Do this – Answer with one number: the count of lines in the listing below that hold the word "users".

+++ Input material +++

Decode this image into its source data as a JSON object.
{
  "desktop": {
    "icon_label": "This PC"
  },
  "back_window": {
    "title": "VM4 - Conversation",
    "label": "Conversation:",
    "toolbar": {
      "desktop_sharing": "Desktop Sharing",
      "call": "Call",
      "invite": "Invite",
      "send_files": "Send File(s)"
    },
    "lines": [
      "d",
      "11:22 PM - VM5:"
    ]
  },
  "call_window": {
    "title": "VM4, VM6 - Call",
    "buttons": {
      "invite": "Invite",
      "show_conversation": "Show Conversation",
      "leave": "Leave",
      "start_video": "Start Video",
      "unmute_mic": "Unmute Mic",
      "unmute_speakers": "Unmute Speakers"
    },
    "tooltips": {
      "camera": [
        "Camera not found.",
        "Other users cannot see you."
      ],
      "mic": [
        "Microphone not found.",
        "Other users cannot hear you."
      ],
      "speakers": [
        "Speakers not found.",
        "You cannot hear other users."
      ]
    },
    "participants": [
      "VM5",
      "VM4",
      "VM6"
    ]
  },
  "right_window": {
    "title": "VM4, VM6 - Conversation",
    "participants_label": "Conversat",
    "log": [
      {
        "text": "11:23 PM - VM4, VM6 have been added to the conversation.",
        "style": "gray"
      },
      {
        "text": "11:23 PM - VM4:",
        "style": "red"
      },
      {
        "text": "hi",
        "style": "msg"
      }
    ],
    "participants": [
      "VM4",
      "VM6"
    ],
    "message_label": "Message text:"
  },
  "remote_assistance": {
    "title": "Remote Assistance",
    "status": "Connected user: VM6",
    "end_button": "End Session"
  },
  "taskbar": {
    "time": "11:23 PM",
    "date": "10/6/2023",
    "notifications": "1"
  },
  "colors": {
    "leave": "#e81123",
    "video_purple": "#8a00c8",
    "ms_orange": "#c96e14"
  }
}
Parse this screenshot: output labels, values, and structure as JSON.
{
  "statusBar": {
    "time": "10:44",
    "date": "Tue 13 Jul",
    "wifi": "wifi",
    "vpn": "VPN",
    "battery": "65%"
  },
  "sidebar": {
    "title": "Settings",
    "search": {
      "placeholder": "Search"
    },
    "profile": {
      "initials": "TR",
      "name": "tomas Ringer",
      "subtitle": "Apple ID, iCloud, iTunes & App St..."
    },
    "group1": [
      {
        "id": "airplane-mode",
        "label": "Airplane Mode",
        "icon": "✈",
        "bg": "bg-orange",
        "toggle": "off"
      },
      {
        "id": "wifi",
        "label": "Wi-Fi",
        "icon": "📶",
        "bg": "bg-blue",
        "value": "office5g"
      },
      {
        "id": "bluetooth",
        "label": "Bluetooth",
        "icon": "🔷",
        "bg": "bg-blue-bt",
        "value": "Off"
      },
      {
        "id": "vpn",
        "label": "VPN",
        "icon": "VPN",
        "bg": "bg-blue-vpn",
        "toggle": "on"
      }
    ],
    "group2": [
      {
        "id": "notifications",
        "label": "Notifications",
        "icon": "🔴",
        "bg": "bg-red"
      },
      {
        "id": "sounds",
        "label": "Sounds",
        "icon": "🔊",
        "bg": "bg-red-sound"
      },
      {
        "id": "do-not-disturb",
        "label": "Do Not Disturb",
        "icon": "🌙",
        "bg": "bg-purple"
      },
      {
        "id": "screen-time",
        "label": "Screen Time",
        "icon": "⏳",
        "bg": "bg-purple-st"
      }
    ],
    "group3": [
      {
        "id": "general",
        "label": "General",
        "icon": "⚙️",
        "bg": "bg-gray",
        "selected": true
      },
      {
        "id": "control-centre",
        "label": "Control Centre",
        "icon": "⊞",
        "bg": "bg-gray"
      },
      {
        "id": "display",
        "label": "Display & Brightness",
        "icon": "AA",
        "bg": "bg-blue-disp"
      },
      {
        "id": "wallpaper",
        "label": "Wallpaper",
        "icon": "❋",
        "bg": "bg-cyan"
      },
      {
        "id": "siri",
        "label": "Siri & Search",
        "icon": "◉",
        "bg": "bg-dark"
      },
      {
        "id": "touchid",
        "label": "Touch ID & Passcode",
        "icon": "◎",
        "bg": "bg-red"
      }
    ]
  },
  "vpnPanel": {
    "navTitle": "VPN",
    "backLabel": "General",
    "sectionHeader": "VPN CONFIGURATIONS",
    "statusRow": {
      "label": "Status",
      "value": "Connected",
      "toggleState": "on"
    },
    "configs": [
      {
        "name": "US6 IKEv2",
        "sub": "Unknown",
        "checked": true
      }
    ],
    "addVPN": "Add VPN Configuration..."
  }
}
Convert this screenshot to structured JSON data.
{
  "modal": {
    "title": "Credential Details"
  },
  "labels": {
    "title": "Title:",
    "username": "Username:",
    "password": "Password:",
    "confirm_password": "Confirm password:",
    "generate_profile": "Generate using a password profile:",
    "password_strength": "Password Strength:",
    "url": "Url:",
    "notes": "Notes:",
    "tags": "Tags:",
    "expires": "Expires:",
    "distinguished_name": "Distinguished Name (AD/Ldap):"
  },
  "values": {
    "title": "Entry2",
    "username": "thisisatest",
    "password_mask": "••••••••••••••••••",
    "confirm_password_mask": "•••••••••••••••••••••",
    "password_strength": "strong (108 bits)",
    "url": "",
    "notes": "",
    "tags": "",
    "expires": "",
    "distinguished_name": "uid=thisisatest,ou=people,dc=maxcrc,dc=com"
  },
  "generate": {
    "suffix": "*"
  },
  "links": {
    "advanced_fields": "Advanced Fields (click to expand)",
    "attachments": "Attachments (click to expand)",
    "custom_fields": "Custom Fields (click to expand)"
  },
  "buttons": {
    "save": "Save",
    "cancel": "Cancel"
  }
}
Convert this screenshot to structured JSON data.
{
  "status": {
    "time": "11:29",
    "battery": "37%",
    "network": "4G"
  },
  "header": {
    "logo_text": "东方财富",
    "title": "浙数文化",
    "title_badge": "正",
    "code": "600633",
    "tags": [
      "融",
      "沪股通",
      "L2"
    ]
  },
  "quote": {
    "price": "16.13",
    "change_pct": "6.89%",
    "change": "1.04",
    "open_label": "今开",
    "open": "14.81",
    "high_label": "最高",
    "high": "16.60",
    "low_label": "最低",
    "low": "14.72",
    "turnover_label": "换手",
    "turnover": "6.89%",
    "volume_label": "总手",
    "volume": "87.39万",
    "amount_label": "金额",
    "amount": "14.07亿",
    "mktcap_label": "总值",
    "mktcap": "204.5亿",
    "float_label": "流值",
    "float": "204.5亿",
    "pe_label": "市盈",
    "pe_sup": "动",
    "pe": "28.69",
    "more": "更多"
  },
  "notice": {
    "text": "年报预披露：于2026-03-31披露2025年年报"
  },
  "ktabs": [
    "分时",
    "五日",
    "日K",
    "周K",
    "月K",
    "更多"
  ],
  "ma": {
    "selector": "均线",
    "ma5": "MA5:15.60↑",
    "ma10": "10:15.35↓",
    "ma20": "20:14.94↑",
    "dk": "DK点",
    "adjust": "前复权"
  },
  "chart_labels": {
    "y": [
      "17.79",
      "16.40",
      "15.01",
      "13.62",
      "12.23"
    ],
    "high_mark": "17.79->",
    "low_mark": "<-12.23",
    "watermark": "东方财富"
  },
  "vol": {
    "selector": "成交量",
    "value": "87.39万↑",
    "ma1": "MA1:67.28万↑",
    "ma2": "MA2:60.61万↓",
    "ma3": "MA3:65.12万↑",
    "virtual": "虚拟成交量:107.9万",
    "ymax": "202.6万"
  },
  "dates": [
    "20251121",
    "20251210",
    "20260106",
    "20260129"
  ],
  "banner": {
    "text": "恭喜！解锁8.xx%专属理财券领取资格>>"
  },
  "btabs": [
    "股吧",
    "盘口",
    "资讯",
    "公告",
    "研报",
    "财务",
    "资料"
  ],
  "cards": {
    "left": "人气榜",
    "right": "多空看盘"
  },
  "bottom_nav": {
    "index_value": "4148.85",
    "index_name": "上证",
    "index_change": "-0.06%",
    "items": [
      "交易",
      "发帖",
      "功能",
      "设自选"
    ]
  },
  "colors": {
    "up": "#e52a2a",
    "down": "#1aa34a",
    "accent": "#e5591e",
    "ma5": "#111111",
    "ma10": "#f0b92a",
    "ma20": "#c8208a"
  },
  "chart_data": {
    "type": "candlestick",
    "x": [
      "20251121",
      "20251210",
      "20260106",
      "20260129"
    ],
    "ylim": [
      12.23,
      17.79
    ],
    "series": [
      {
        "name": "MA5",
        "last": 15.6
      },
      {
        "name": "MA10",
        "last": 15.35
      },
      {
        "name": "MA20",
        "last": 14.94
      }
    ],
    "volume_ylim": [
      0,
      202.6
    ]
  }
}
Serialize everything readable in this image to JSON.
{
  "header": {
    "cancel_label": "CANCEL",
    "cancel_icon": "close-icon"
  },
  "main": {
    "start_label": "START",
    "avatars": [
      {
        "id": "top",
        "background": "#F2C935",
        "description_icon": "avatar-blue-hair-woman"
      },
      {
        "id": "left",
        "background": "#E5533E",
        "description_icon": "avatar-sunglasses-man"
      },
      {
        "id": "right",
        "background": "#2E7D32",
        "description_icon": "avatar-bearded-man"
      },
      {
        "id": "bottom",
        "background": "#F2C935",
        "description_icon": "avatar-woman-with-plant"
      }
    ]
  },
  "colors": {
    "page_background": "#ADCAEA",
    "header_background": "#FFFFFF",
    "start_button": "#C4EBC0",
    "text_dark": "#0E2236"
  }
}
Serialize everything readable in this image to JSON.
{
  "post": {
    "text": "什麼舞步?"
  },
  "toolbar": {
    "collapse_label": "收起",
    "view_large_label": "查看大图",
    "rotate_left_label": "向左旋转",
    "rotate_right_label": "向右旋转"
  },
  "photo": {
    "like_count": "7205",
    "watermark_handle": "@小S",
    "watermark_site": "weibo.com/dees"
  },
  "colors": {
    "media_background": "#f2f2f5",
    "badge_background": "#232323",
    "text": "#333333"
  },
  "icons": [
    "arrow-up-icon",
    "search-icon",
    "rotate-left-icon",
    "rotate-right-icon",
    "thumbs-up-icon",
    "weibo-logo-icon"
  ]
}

+++

Answer to this problem – 3